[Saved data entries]
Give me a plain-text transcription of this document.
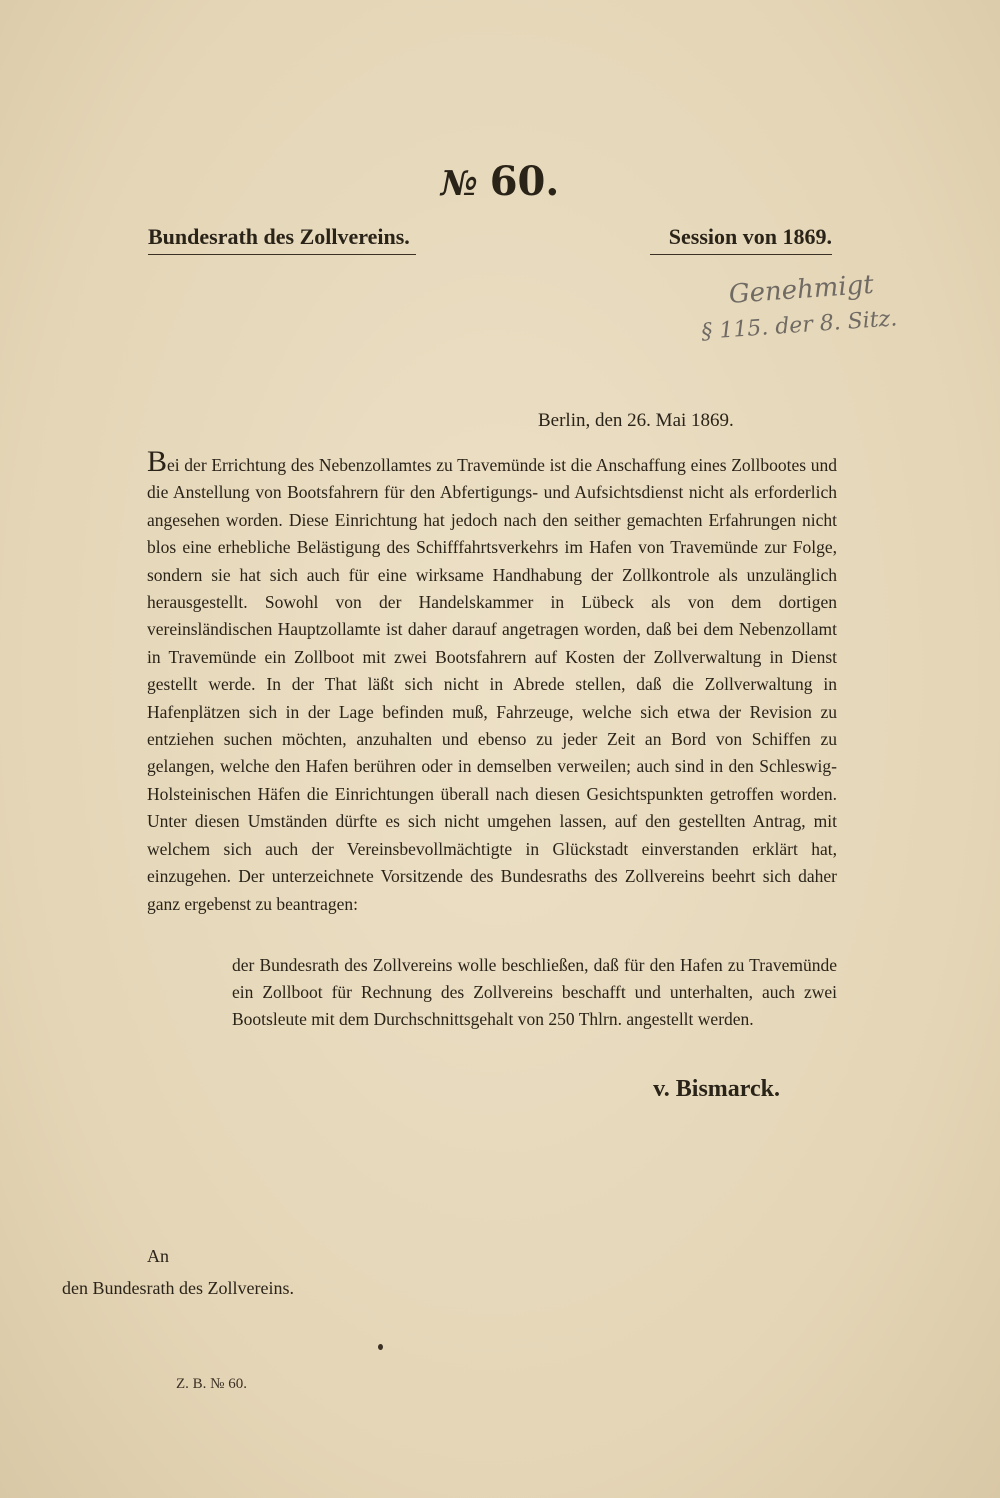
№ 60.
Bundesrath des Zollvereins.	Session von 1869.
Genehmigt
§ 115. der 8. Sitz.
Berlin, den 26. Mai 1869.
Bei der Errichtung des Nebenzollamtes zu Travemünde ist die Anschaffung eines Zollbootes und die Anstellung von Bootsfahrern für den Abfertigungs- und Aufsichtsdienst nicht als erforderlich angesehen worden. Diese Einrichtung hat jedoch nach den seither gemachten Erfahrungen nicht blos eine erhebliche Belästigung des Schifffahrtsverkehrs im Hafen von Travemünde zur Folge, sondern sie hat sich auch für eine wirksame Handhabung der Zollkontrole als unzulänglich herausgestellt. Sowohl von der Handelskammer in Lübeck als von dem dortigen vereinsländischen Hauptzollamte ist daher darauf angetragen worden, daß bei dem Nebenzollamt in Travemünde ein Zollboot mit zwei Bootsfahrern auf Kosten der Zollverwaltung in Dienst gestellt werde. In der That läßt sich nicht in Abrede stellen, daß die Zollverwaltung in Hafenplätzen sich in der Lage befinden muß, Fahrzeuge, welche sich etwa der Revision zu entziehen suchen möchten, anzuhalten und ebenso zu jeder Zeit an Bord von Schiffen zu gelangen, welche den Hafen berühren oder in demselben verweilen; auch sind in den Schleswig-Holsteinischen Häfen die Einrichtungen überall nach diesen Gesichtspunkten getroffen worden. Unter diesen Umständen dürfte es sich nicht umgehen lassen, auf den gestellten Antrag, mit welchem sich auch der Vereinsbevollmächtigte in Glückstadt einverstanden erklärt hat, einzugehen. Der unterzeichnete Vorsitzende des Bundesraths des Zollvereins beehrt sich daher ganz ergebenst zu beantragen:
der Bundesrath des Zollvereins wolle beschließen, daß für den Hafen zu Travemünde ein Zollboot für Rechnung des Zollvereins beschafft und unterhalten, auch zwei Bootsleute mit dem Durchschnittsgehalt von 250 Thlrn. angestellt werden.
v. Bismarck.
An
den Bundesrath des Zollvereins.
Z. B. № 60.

REQUIRED WORK: Repeat the data exactly in full, omitting its pictures.

ANSWER IN FULL:
Give me a plain-text transcription of this document.
№ 60.
Bundesrath des Zollvereins.	Session von 1869.
Genehmigt
§ 115. der 8. Sitz.
Berlin, den 26. Mai 1869.
Bei der Errichtung des Nebenzollamtes zu Travemünde ist die Anschaffung eines Zollbootes und die Anstellung von Bootsfahrern für den Abfertigungs- und Aufsichtsdienst nicht als erforderlich angesehen worden. Diese Einrichtung hat jedoch nach den seither gemachten Erfahrungen nicht blos eine erhebliche Belästigung des Schifffahrtsverkehrs im Hafen von Travemünde zur Folge, sondern sie hat sich auch für eine wirksame Handhabung der Zollkontrole als unzulänglich herausgestellt. Sowohl von der Handelskammer in Lübeck als von dem dortigen vereinsländischen Hauptzollamte ist daher darauf angetragen worden, daß bei dem Nebenzollamt in Travemünde ein Zollboot mit zwei Bootsfahrern auf Kosten der Zollverwaltung in Dienst gestellt werde. In der That läßt sich nicht in Abrede stellen, daß die Zollverwaltung in Hafenplätzen sich in der Lage befinden muß, Fahrzeuge, welche sich etwa der Revision zu entziehen suchen möchten, anzuhalten und ebenso zu jeder Zeit an Bord von Schiffen zu gelangen, welche den Hafen berühren oder in demselben verweilen; auch sind in den Schleswig-Holsteinischen Häfen die Einrichtungen überall nach diesen Gesichtspunkten getroffen worden. Unter diesen Umständen dürfte es sich nicht umgehen lassen, auf den gestellten Antrag, mit welchem sich auch der Vereinsbevollmächtigte in Glückstadt einverstanden erklärt hat, einzugehen. Der unterzeichnete Vorsitzende des Bundesraths des Zollvereins beehrt sich daher ganz ergebenst zu beantragen:
der Bundesrath des Zollvereins wolle beschließen, daß für den Hafen zu Travemünde ein Zollboot für Rechnung des Zollvereins beschafft und unterhalten, auch zwei Bootsleute mit dem Durchschnittsgehalt von 250 Thlrn. angestellt werden.
v. Bismarck.
An
den Bundesrath des Zollvereins.
Z. B. № 60.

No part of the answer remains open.